- _GOAL 1_
Extract the lines from the rows below without any changes: begin at the line that contains "108, 704, 138]", and stop after the line that contains "138, 394, 168]".
# start of DOCUMENT SEGMENT
However, in the case of Reemtsma the Court of Justice of the EU (CJEU)determined that there may be limited circumstances in which the tax authorities of a member state may be required to make a direct repayment to a customer which has borne an incorrect VAT charge rather than through the supplier. In such a situation the customer will be entitled to make the claim against the tax authority.
In Reemtsma the German customer of an Italian supplier had been incorrectly charged VAT on a supply of advertising and marketing services. The Italian company had accounted for the VAT to the Italian authorities. The German customer made a claim to the Italian tax authorities under the equivalent provisions to section 39 VATA for a refund of the VAT paid.
# end of DOCUMENT SEGMENT
- _GOAL 2_
Copy the words of the passage on VAT refunds without any changes, beginning at the words "However, in the" and stopping after the words "the VAT paid.".
# start of DATA
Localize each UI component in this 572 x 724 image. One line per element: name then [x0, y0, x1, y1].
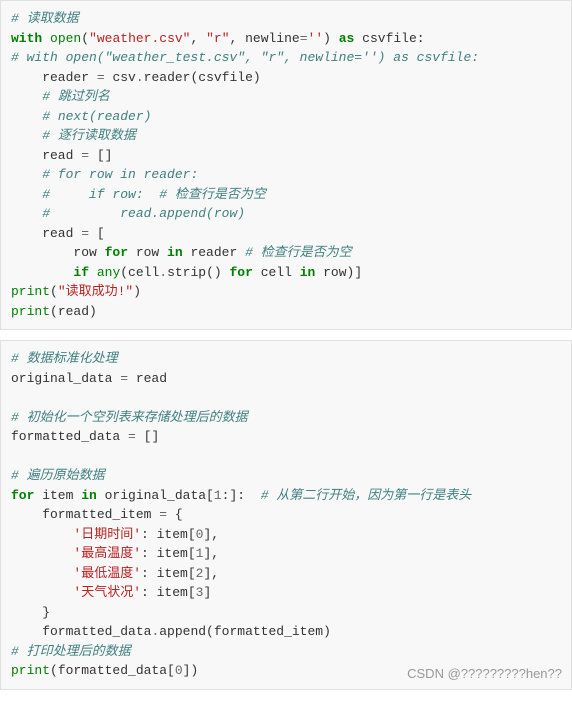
code-line: # 读取数据 — [11, 9, 561, 29]
code-line: print("读取成功!") — [11, 282, 561, 302]
watermark-text: CSDN @?????????hen?? — [407, 664, 562, 684]
code-line: '天气状况': item[3] — [11, 583, 561, 603]
code-line: # 初始化一个空列表来存储处理后的数据 — [11, 408, 561, 428]
code-line: # 数据标准化处理 — [11, 349, 561, 369]
code-line: '最低温度': item[2], — [11, 564, 561, 584]
code-line: # with open("weather_test.csv", "r", new… — [11, 48, 561, 68]
code-line: formatted_data.append(formatted_item) — [11, 622, 561, 642]
code-line: '最高温度': item[1], — [11, 544, 561, 564]
code-line: reader = csv.reader(csvfile) — [11, 68, 561, 88]
code-line: for item in original_data[1:]: # 从第二行开始，… — [11, 486, 561, 506]
code-line: row for row in reader # 检查行是否为空 — [11, 243, 561, 263]
code-line: formatted_data = [] — [11, 427, 561, 447]
code-line: formatted_item = { — [11, 505, 561, 525]
code-line: print(read) — [11, 302, 561, 322]
code-line: # next(reader) — [11, 107, 561, 127]
code-line: # if row: # 检查行是否为空 — [11, 185, 561, 205]
code-line: # read.append(row) — [11, 204, 561, 224]
code-line: read = [] — [11, 146, 561, 166]
code-block-2: # 数据标准化处理original_data = read # 初始化一个空列表… — [0, 340, 572, 690]
code-line: with open("weather.csv", "r", newline=''… — [11, 29, 561, 49]
code-line: # 打印处理后的数据 — [11, 642, 561, 662]
code-line: if any(cell.strip() for cell in row)] — [11, 263, 561, 283]
code-line: original_data = read — [11, 369, 561, 389]
code-line — [11, 447, 561, 467]
code-line — [11, 388, 561, 408]
code-line: } — [11, 603, 561, 623]
code-line: # 跳过列名 — [11, 87, 561, 107]
code-line: '日期时间': item[0], — [11, 525, 561, 545]
code-line: read = [ — [11, 224, 561, 244]
code-line: # 遍历原始数据 — [11, 466, 561, 486]
code-line: # for row in reader: — [11, 165, 561, 185]
code-line: # 逐行读取数据 — [11, 126, 561, 146]
code-block-1: # 读取数据with open("weather.csv", "r", newl… — [0, 0, 572, 330]
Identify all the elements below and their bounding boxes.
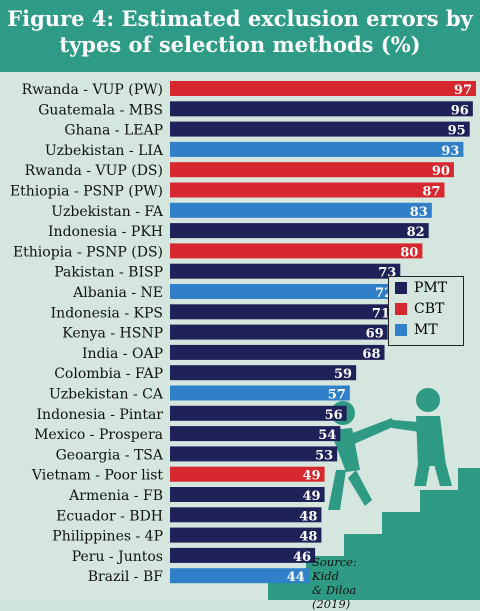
category-label: Ethiopia - PSNP (PW) (10, 184, 163, 200)
category-label: Philippines - 4P (52, 529, 163, 545)
value-label: 83 (410, 205, 428, 220)
category-label: Uzbekistan - CA (49, 387, 164, 403)
category-label: Uzbekistan - FA (51, 204, 164, 220)
bar (170, 547, 316, 563)
category-label: Ghana - LEAP (64, 123, 163, 139)
value-label: 48 (299, 509, 317, 524)
bar (170, 284, 398, 299)
legend-label-cbt: CBT (414, 300, 445, 317)
category-label: Ethiopia - PSNP (DS) (13, 244, 163, 260)
source-line-1: Source: Kidd (312, 555, 357, 583)
bar (170, 162, 454, 178)
category-label: Indonesia - PKH (48, 224, 163, 240)
bar (170, 568, 309, 584)
figure-header: Figure 4: Estimated exclusion errors by … (0, 0, 480, 72)
category-label: Peru - Juntos (72, 549, 163, 565)
value-label: 46 (293, 550, 311, 565)
bar (170, 121, 470, 137)
bar (170, 426, 341, 442)
value-label: 49 (302, 469, 320, 484)
value-label: 90 (432, 164, 450, 179)
value-label: 59 (334, 367, 352, 382)
category-label: Geoargia - TSA (56, 447, 164, 463)
category-label: Uzbekistan - LIA (45, 143, 164, 159)
bar (170, 487, 325, 502)
legend-item-cbt: CBT (389, 298, 463, 319)
value-label: 95 (448, 124, 466, 139)
bar (170, 81, 476, 96)
value-label: 49 (302, 489, 320, 504)
value-label: 80 (400, 245, 418, 260)
value-label: 69 (366, 327, 384, 342)
bar (170, 385, 350, 401)
category-label: India - OAP (82, 346, 163, 362)
legend-label-mt: MT (414, 321, 438, 338)
bar (170, 324, 388, 340)
category-label: Brazil - BF (88, 569, 164, 585)
bar (170, 141, 464, 157)
value-label: 56 (325, 408, 343, 423)
bar (170, 527, 322, 543)
legend-label-pmt: PMT (414, 279, 448, 296)
bar (170, 344, 385, 360)
value-label: 93 (441, 144, 459, 159)
bar (170, 304, 394, 320)
category-label: Mexico - Prospera (34, 427, 163, 443)
value-label: 48 (299, 530, 317, 545)
bar (170, 365, 357, 381)
value-label: 54 (318, 428, 336, 443)
value-label: 44 (287, 570, 305, 585)
source-note: Source: Kidd & Diloa (2019) (312, 555, 382, 611)
category-label: Ecuador - BDH (56, 508, 163, 524)
category-label: Armenia - FB (68, 488, 163, 504)
value-label: 68 (362, 347, 380, 362)
legend-swatch-mt (395, 323, 407, 336)
bar (170, 466, 325, 482)
bar (170, 101, 473, 117)
value-label: 96 (451, 103, 469, 118)
bar (170, 243, 423, 259)
category-label: Vietnam - Poor list (31, 468, 164, 484)
category-label: Colombia - FAP (54, 366, 163, 382)
bar (170, 182, 445, 198)
value-label: 87 (422, 185, 440, 200)
value-label: 71 (372, 306, 390, 321)
bar (170, 446, 338, 462)
legend-item-mt: MT (389, 319, 463, 340)
chart-title-line-2: types of selection methods (%) (59, 32, 421, 57)
chart-legend: PMT CBT MT (388, 276, 464, 346)
category-label: Indonesia - KPS (51, 305, 163, 321)
category-label: Albania - NE (72, 285, 163, 301)
category-label: Guatemala - MBS (38, 102, 163, 118)
legend-swatch-pmt (395, 281, 407, 294)
value-label: 57 (328, 388, 346, 403)
value-label: 82 (407, 225, 425, 240)
legend-swatch-cbt (395, 302, 407, 315)
bar (170, 263, 401, 279)
bar (170, 405, 347, 421)
category-label: Rwanda - VUP (PW) (22, 82, 163, 98)
source-line-2: & Diloa (2019) (312, 583, 357, 611)
category-label: Indonesia - Pintar (37, 407, 164, 423)
category-label: Kenya - HSNP (62, 326, 163, 342)
bar (170, 223, 429, 239)
category-label: Rwanda - VUP (DS) (25, 163, 163, 179)
bar (170, 507, 322, 523)
bar (170, 202, 432, 218)
legend-item-pmt: PMT (389, 277, 463, 298)
category-label: Pakistan - BISP (54, 265, 163, 281)
chart-title-line-1: Figure 4: Estimated exclusion errors by (7, 6, 473, 31)
value-label: 97 (454, 83, 472, 98)
value-label: 53 (315, 448, 333, 463)
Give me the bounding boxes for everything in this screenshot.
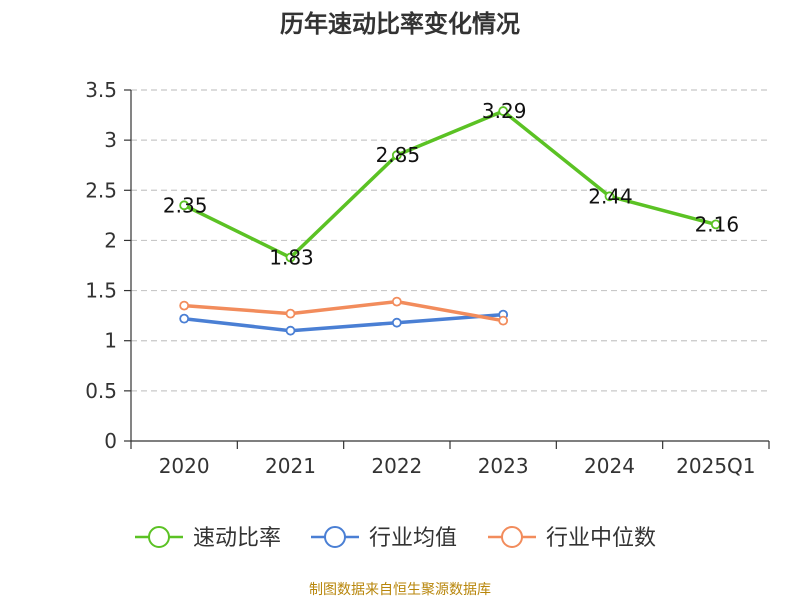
data-point	[391, 150, 402, 161]
data-point	[391, 296, 402, 307]
legend-label: 速动比率	[193, 526, 281, 551]
y-tick-label: 3.5	[85, 78, 117, 102]
legend-item-2[interactable]: 行业均值	[311, 526, 457, 551]
data-point	[604, 191, 615, 202]
grid	[131, 89, 769, 392]
x-tick-label: 2025Q1	[676, 454, 755, 478]
legend-item-3[interactable]: 行业中位数	[488, 526, 656, 551]
data-label: 2.35	[163, 193, 208, 217]
legend[interactable]: 速动比率 行业均值 行业中位数	[135, 526, 656, 551]
chart-title: 历年速动比率变化情况	[280, 10, 520, 38]
data-point	[285, 252, 296, 263]
series-line-1	[182, 109, 718, 260]
x-tick-label: 2023	[478, 454, 529, 478]
legend-label: 行业均值	[369, 526, 457, 551]
data-point	[285, 308, 296, 319]
y-tick-label: 1.5	[85, 279, 117, 303]
data-labels: 2.35 1.83 2.85 3.29 2.44 2.16	[163, 99, 739, 269]
data-point	[179, 313, 190, 324]
data-point	[179, 300, 190, 311]
x-tick-label: 2021	[265, 454, 316, 478]
legend-marker	[501, 526, 523, 548]
axes: 0 0.5 1 1.5 2 2.5 3 3.5 2020 2021 2022 2023 2024 2025…	[85, 78, 770, 478]
data-point	[498, 106, 509, 116]
source-note: 制图数据来自恒生聚源数据库	[309, 582, 491, 598]
data-label: 2.16	[695, 212, 740, 236]
data-label: 2.44	[588, 184, 633, 208]
legend-item-1[interactable]: 速动比率	[135, 526, 281, 551]
data-label: 2.85	[376, 143, 421, 167]
y-tick-label: 0	[104, 429, 117, 453]
y-tick-label: 3	[104, 128, 117, 152]
x-tick-label: 2022	[371, 454, 422, 478]
series	[179, 106, 721, 336]
series-line-3	[182, 299, 505, 323]
data-label: 3.29	[482, 99, 527, 123]
y-tick-label: 2	[104, 228, 117, 252]
data-point	[285, 325, 296, 336]
data-point	[498, 315, 509, 326]
legend-marker	[324, 526, 346, 548]
series-line-2	[182, 312, 505, 333]
data-point	[710, 219, 721, 230]
data-point	[179, 200, 190, 211]
legend-label: 行业中位数	[546, 526, 656, 551]
data-label: 1.83	[269, 245, 314, 269]
y-tick-label: 1	[104, 329, 117, 353]
x-tick-label: 2020	[159, 454, 210, 478]
x-tick-label: 2024	[584, 454, 635, 478]
y-tick-label: 0.5	[85, 379, 117, 403]
y-tick-label: 2.5	[85, 178, 117, 202]
legend-marker	[148, 526, 170, 548]
data-point	[391, 317, 402, 328]
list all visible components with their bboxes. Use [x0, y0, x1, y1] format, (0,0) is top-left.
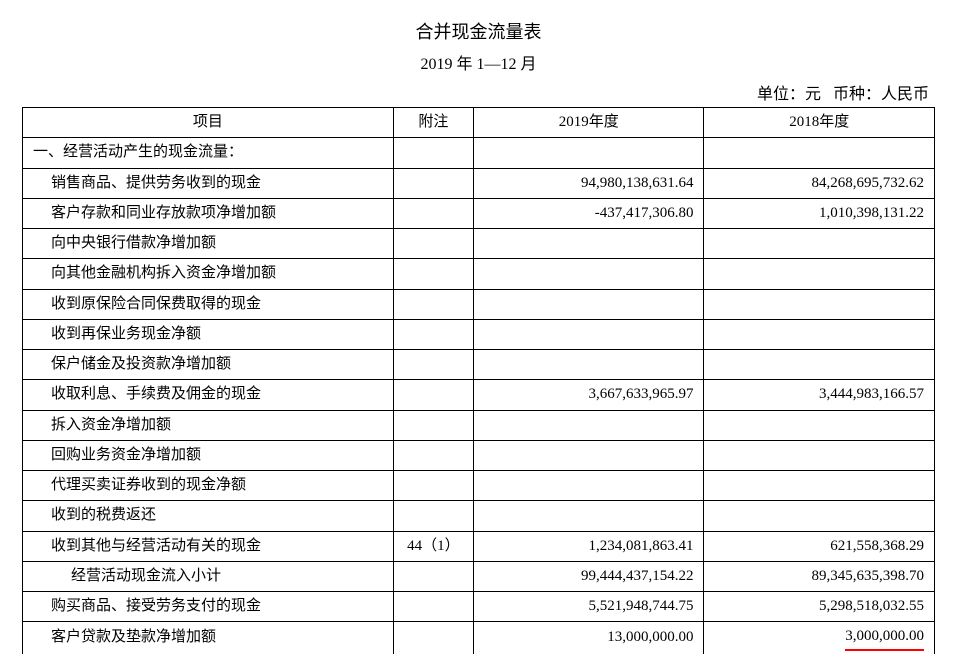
header-2019: 2019年度	[473, 108, 704, 138]
cell-note	[393, 350, 473, 380]
cell-2018: 1,010,398,131.22	[704, 198, 935, 228]
cell-2018: 89,345,635,398.70	[704, 561, 935, 591]
cell-note	[393, 319, 473, 349]
table-row: 收到再保业务现金净额	[23, 319, 935, 349]
cell-note	[393, 229, 473, 259]
table-row: 经营活动现金流入小计 99,444,437,154.2289,345,635,39…	[23, 561, 935, 591]
cell-2019: 94,980,138,631.64	[473, 168, 704, 198]
cell-item: 收取利息、手续费及佣金的现金	[23, 380, 394, 410]
cell-item: 一、经营活动产生的现金流量：	[23, 138, 394, 168]
cell-note	[393, 471, 473, 501]
page-subtitle: 2019 年 1—12 月	[0, 44, 957, 80]
header-2018: 2018年度	[704, 108, 935, 138]
cell-item: 向中央银行借款净增加额	[23, 229, 394, 259]
cell-note	[393, 622, 473, 654]
table-row: 代理买卖证券收到的现金净额	[23, 471, 935, 501]
table-wrapper: 项目 附注 2019年度 2018年度 一、经营活动产生的现金流量：销售商品、提…	[0, 107, 957, 654]
table-row: 收取利息、手续费及佣金的现金 3,667,633,965.973,444,983,…	[23, 380, 935, 410]
cell-2018: 5,298,518,032.55	[704, 592, 935, 622]
cell-item: 回购业务资金净增加额	[23, 440, 394, 470]
cell-2019	[473, 138, 704, 168]
cell-2019	[473, 350, 704, 380]
cell-2018	[704, 289, 935, 319]
cell-2018	[704, 471, 935, 501]
cell-2019	[473, 501, 704, 531]
cell-2018	[704, 440, 935, 470]
table-row: 收到其他与经营活动有关的现金44（1）1,234,081,863.41621,5…	[23, 531, 935, 561]
cell-note	[393, 440, 473, 470]
cell-2019	[473, 471, 704, 501]
cell-note	[393, 198, 473, 228]
cell-item: 销售商品、提供劳务收到的现金	[23, 168, 394, 198]
cell-note	[393, 561, 473, 591]
cell-note	[393, 259, 473, 289]
cell-item: 收到其他与经营活动有关的现金	[23, 531, 394, 561]
cell-note	[393, 410, 473, 440]
cell-2019	[473, 229, 704, 259]
cell-2018	[704, 350, 935, 380]
header-row: 项目 附注 2019年度 2018年度	[23, 108, 935, 138]
cell-2019	[473, 289, 704, 319]
cell-2019: 1,234,081,863.41	[473, 531, 704, 561]
table-row: 拆入资金净增加额	[23, 410, 935, 440]
cell-note	[393, 501, 473, 531]
cell-2019: 13,000,000.00	[473, 622, 704, 654]
table-row: 向其他金融机构拆入资金净增加额	[23, 259, 935, 289]
cell-2019: 5,521,948,744.75	[473, 592, 704, 622]
table-row: 收到原保险合同保费取得的现金	[23, 289, 935, 319]
table-body: 一、经营活动产生的现金流量：销售商品、提供劳务收到的现金 94,980,138,6…	[23, 138, 935, 654]
cell-item: 保户储金及投资款净增加额	[23, 350, 394, 380]
cell-note	[393, 168, 473, 198]
table-row: 客户贷款及垫款净增加额 13,000,000.003,000,000.00	[23, 622, 935, 654]
cell-2018	[704, 501, 935, 531]
cell-2018: 3,444,983,166.57	[704, 380, 935, 410]
unit-line: 单位：元 币种：人民币	[0, 80, 957, 107]
table-row: 向中央银行借款净增加额	[23, 229, 935, 259]
cell-note	[393, 380, 473, 410]
cell-item: 收到原保险合同保费取得的现金	[23, 289, 394, 319]
cell-2019	[473, 319, 704, 349]
cell-item: 拆入资金净增加额	[23, 410, 394, 440]
cell-note: 44（1）	[393, 531, 473, 561]
cell-2018	[704, 138, 935, 168]
cell-item: 收到再保业务现金净额	[23, 319, 394, 349]
table-row: 购买商品、接受劳务支付的现金 5,521,948,744.755,298,518,…	[23, 592, 935, 622]
table-row: 保户储金及投资款净增加额	[23, 350, 935, 380]
cell-2018: 3,000,000.00	[704, 622, 935, 654]
cell-item: 购买商品、接受劳务支付的现金	[23, 592, 394, 622]
cell-2019	[473, 440, 704, 470]
cell-2019	[473, 259, 704, 289]
cell-2019	[473, 410, 704, 440]
cell-item: 客户贷款及垫款净增加额	[23, 622, 394, 654]
cell-note	[393, 289, 473, 319]
header-item: 项目	[23, 108, 394, 138]
cell-2019: 99,444,437,154.22	[473, 561, 704, 591]
page-title: 合并现金流量表	[0, 0, 957, 44]
table-row: 一、经营活动产生的现金流量：	[23, 138, 935, 168]
cash-flow-table: 项目 附注 2019年度 2018年度 一、经营活动产生的现金流量：销售商品、提…	[22, 107, 935, 654]
cell-note	[393, 592, 473, 622]
table-row: 回购业务资金净增加额	[23, 440, 935, 470]
cell-2018	[704, 410, 935, 440]
cell-item: 向其他金融机构拆入资金净增加额	[23, 259, 394, 289]
header-note: 附注	[393, 108, 473, 138]
cell-item: 经营活动现金流入小计	[23, 561, 394, 591]
cell-item: 收到的税费返还	[23, 501, 394, 531]
table-row: 销售商品、提供劳务收到的现金 94,980,138,631.6484,268,69…	[23, 168, 935, 198]
cell-2018	[704, 229, 935, 259]
cell-2019: -437,417,306.80	[473, 198, 704, 228]
cell-item: 代理买卖证券收到的现金净额	[23, 471, 394, 501]
cell-2018	[704, 259, 935, 289]
cell-2019: 3,667,633,965.97	[473, 380, 704, 410]
cell-item: 客户存款和同业存放款项净增加额	[23, 198, 394, 228]
cell-note	[393, 138, 473, 168]
cell-2018	[704, 319, 935, 349]
table-row: 收到的税费返还	[23, 501, 935, 531]
cell-2018: 84,268,695,732.62	[704, 168, 935, 198]
cell-2018: 621,558,368.29	[704, 531, 935, 561]
table-row: 客户存款和同业存放款项净增加额 -437,417,306.801,010,398,…	[23, 198, 935, 228]
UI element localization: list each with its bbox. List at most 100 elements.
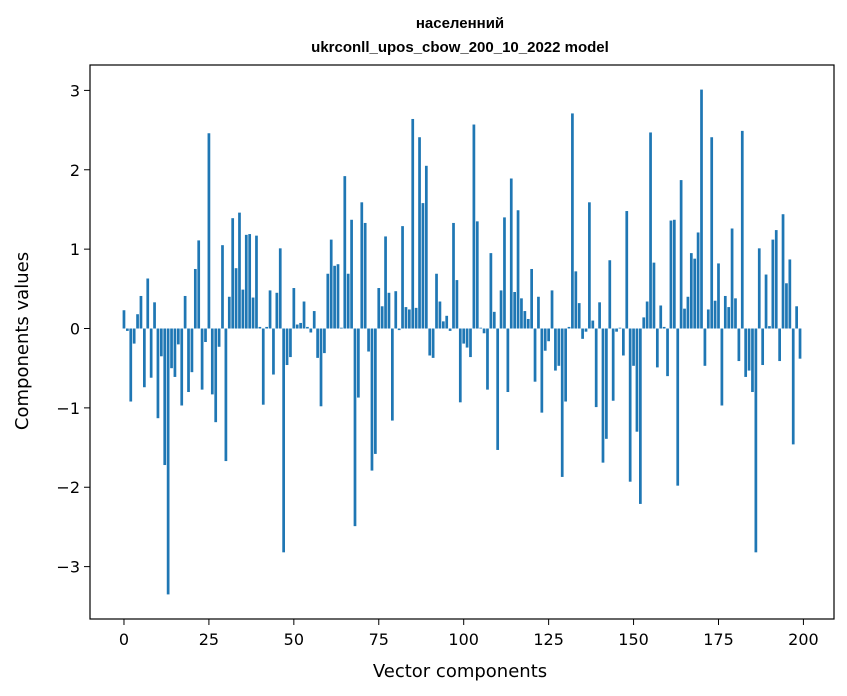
bar <box>530 268 533 329</box>
bar <box>560 328 564 477</box>
bar <box>768 326 771 329</box>
bar <box>159 328 163 357</box>
bar <box>737 328 741 362</box>
bar <box>319 328 323 407</box>
bar <box>129 328 133 402</box>
bar <box>479 327 483 329</box>
bar <box>200 328 204 390</box>
bar <box>163 328 167 466</box>
bar <box>455 280 459 329</box>
bar <box>282 328 285 553</box>
plot-frame <box>89 64 835 620</box>
bar <box>717 263 720 329</box>
bar <box>550 290 554 329</box>
x-tick-label: 150 <box>618 630 649 649</box>
bar <box>407 309 411 329</box>
bar <box>659 305 663 329</box>
bar <box>723 295 727 329</box>
bar <box>234 268 238 329</box>
bar <box>136 314 139 329</box>
bar <box>523 311 527 329</box>
bar <box>754 328 758 553</box>
bar <box>720 328 724 406</box>
bar <box>747 328 751 371</box>
bar <box>611 328 615 401</box>
bar <box>615 328 618 332</box>
bar <box>452 222 455 329</box>
bar <box>540 328 544 413</box>
bar <box>734 298 737 329</box>
bar <box>547 328 550 342</box>
bar <box>367 328 370 352</box>
bar <box>244 234 248 329</box>
bar <box>672 219 676 329</box>
x-tick-label: 175 <box>703 630 734 649</box>
bar <box>679 180 683 329</box>
bar <box>156 328 160 419</box>
bar <box>272 328 275 375</box>
bar <box>713 300 717 329</box>
bar <box>350 219 353 329</box>
bar <box>676 328 680 486</box>
bar <box>306 326 309 329</box>
bar <box>642 317 646 329</box>
y-tick-label: −1 <box>56 399 80 418</box>
bar <box>700 89 703 329</box>
bar <box>248 234 252 329</box>
bar <box>333 265 336 329</box>
bar <box>377 288 381 329</box>
bar <box>299 322 302 329</box>
bar <box>238 212 241 329</box>
bar <box>289 328 292 358</box>
x-tick-label: 125 <box>533 630 564 649</box>
bar <box>618 327 622 329</box>
bar <box>326 273 330 329</box>
bar <box>323 328 326 354</box>
bar <box>353 328 357 527</box>
y-tick-label: −3 <box>56 558 80 577</box>
bar <box>727 307 731 329</box>
bar <box>666 328 669 377</box>
bar <box>581 328 584 339</box>
bar <box>751 328 754 393</box>
bar <box>781 214 785 329</box>
bar <box>509 178 513 329</box>
x-tick-label: 200 <box>788 630 819 649</box>
x-tick-label: 50 <box>284 630 304 649</box>
x-tick-label: 25 <box>199 630 219 649</box>
bar <box>261 328 265 405</box>
bar <box>363 222 367 329</box>
bar <box>421 203 425 329</box>
bar <box>268 290 272 329</box>
bar <box>132 328 136 344</box>
bar <box>486 328 489 390</box>
bar <box>605 328 608 439</box>
bar <box>397 328 401 331</box>
bar <box>669 220 673 329</box>
bar <box>482 328 486 334</box>
bar <box>795 306 798 329</box>
bar <box>187 328 190 393</box>
bar <box>329 239 333 329</box>
bar <box>703 328 707 366</box>
chart-title-line1: населенний <box>416 15 504 32</box>
bar <box>686 296 690 329</box>
bar <box>126 328 129 331</box>
bar <box>316 328 319 358</box>
bar <box>428 328 432 356</box>
bar <box>176 328 180 345</box>
bar <box>143 328 146 388</box>
bar <box>275 292 279 329</box>
bar <box>149 328 153 378</box>
bar <box>499 290 503 329</box>
bar <box>170 328 173 369</box>
bar <box>584 328 588 332</box>
bar <box>292 288 296 329</box>
bar <box>391 328 394 421</box>
bar <box>146 278 150 329</box>
bar <box>639 328 642 504</box>
bar <box>241 289 245 329</box>
bar <box>662 326 666 329</box>
bar <box>472 124 476 329</box>
bar <box>221 245 224 329</box>
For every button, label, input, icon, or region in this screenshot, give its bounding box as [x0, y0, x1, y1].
# end of DATA
- _FULL OUTPUT 1_
header-2019: 2019年度	[473, 108, 704, 138]
cell-note	[393, 350, 473, 380]
cell-2018: 1,010,398,131.22	[704, 198, 935, 228]
cell-2018: 89,345,635,398.70	[704, 561, 935, 591]
cell-note	[393, 319, 473, 349]
table-row: 收到再保业务现金净额	[23, 319, 935, 349]
cell-note	[393, 229, 473, 259]
table-row: 经营活动现金流入小计 99,444,437,154.2289,345,635,39…	[23, 561, 935, 591]
cell-2019: 94,980,138,631.64	[473, 168, 704, 198]
cell-item: 收取利息、手续费及佣金的现金	[23, 380, 394, 410]
cell-item: 一、经营活动产生的现金流量：	[23, 138, 394, 168]

- _FULL OUTPUT 2_
However, in the case of Reemtsma the Court of Justice of the EU (CJEU)determined that there may be limited circumstances in which the tax authorities of a member state may be required to make a direct repayment to a customer which has borne an incorrect VAT charge rather than through the supplier. In such a situation the customer will be entitled to make the claim against the tax authority.
In Reemtsma the German customer of an Italian supplier had been incorrectly charged VAT on a supply of advertising and marketing services. The Italian company had accounted for the VAT to the Italian authorities. The German customer made a claim to the Italian tax authorities under the equivalent provisions to section 39 VATA for a refund of the VAT paid.